── Reading passage ──

13. IRS Form W - 9. Owner agrees to provide Tenant with a completed IRS Form W-
9, or its equivalent, upon execution of this Amendment and at such other times as may be
reasonably requested by Tenant. In the event Owner's property on which the Site is located is
transferred, the succeeding owner shall have a duty at the time of such transfer to provide
Tenant with a completed IRS Form W -9, or its equivalent, and other related paper work to
effect a transfer in rental to the new owner. Owner's failure to provide the IRS Form W -9
within thirty (30) days after Tenant's request shall be considered a default and Tenant may take
any reasonable action necessary to comply with IRS regulations including, but not limited to,
withholding applicable taxes from rent payments.
14. Construction of Documents. Each party hereto acknowledges that this
Amendment shall not be construed in favor of or against the drafter hereof.
15. Remainder of Agreement Unaffected. In all other respects, the remainder of the
Agreement shall remain in full force and effect. Any portion of the Agreement that is
inconsistent with this Amendment is hereby amended to be consistent.
16. Headings. The headings contained in this Amendment are for reference purposes
only and shall not modify or affect this Amendment in any manner whatsoever.
17. Entire Agreement. The Agreement (as amended by this Amendment) embodies
the final, entire agreement between the parties with respect to the subject matter of this
Amendment, and supersedes any and all prior agreements, representations, understandings and
commitments, whether oral or written relating to this subject matter, and may not be
contradicted or varied by evidence of prior, contemporaneous or subsequent oral agreements or
discussions of or on behalf of the parties to this Amendment.

───
── Stored rows ──

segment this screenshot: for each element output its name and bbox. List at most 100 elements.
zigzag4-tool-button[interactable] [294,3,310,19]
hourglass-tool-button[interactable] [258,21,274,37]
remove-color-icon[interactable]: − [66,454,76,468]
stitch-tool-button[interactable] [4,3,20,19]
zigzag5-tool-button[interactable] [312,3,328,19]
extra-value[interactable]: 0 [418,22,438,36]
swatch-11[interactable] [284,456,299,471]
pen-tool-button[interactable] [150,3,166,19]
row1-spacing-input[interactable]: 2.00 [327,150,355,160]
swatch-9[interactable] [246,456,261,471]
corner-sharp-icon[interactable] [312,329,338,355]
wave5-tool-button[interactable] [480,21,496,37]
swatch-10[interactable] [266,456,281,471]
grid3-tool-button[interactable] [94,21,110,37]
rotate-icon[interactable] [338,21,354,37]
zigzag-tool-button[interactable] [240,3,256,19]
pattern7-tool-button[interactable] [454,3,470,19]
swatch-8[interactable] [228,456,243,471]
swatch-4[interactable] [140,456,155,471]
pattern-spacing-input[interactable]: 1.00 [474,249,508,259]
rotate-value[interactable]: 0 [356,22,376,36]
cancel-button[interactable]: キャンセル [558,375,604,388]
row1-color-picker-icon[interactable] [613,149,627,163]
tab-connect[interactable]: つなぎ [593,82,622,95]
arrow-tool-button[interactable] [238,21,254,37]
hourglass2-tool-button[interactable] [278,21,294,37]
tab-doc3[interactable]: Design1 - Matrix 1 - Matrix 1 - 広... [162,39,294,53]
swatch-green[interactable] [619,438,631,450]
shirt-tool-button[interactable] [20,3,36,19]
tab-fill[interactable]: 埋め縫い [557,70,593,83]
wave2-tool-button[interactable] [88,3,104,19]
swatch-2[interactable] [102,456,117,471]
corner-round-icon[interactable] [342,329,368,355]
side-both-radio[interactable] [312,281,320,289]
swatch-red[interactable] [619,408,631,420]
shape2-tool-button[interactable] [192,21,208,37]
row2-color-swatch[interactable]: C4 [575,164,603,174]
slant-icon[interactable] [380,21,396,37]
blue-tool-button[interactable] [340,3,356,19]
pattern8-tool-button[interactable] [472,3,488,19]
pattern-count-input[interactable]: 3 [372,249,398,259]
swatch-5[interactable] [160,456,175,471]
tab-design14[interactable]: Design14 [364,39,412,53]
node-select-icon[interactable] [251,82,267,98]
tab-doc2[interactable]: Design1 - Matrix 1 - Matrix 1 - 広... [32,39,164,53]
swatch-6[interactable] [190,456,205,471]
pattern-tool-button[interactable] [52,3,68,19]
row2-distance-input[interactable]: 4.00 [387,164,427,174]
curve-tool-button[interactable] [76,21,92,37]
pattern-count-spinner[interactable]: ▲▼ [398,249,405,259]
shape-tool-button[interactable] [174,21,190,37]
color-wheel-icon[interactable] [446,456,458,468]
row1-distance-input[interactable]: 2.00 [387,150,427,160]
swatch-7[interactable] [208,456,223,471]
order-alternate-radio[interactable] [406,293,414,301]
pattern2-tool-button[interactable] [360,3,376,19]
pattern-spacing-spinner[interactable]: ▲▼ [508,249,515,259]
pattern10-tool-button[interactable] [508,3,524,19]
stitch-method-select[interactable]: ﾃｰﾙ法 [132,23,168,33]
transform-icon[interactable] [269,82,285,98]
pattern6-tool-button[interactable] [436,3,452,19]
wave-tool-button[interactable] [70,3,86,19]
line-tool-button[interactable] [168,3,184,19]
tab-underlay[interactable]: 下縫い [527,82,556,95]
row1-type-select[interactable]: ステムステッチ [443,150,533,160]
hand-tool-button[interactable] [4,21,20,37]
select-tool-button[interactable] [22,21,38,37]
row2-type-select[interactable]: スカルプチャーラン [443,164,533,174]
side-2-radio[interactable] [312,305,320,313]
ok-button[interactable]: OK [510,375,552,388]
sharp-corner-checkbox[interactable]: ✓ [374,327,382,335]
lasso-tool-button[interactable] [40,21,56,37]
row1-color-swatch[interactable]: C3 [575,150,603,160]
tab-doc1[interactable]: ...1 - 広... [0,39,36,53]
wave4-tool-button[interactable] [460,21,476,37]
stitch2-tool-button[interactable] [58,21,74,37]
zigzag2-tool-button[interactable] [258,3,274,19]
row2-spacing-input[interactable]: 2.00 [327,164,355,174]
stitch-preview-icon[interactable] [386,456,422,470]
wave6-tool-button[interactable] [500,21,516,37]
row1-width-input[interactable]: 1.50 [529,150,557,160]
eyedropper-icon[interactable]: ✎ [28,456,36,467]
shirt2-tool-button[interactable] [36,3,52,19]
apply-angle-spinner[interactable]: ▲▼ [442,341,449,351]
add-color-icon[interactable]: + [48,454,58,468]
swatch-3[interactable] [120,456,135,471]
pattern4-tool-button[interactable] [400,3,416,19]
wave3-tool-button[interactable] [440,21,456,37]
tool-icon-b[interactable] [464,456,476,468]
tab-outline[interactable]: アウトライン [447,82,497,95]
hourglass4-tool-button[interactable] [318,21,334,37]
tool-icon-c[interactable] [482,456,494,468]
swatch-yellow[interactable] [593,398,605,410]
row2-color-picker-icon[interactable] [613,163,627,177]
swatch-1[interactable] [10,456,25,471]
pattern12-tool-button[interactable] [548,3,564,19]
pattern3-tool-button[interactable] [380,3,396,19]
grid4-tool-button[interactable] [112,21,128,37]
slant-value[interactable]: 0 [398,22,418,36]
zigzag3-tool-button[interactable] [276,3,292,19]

───

> **Goals**
1. Write out the lease amendment text word for word, everything from "14. Construction of" down to "to be consistent.".
2. According to the lease amendment, why may Tenant withhold applicable taxes from rent payments?

> **Worked answers**
1.
14. Construction of Documents. Each party hereto acknowledges that this
Amendment shall not be construed in favor of or against the drafter hereof.
15. Remainder of Agreement Unaffected. In all other respects, the remainder of the
Agreement shall remain in full force and effect. Any portion of the Agreement that is
inconsistent with this Amendment is hereby amended to be consistent.

2. If Owner does not provide the IRS Form W-9 within thirty days after Tenant's request, the amendment treats that failure as a default. Tenant may then take any reasonable action necessary to comply with IRS regulations, and withholding applicable taxes from rent payments is one such action.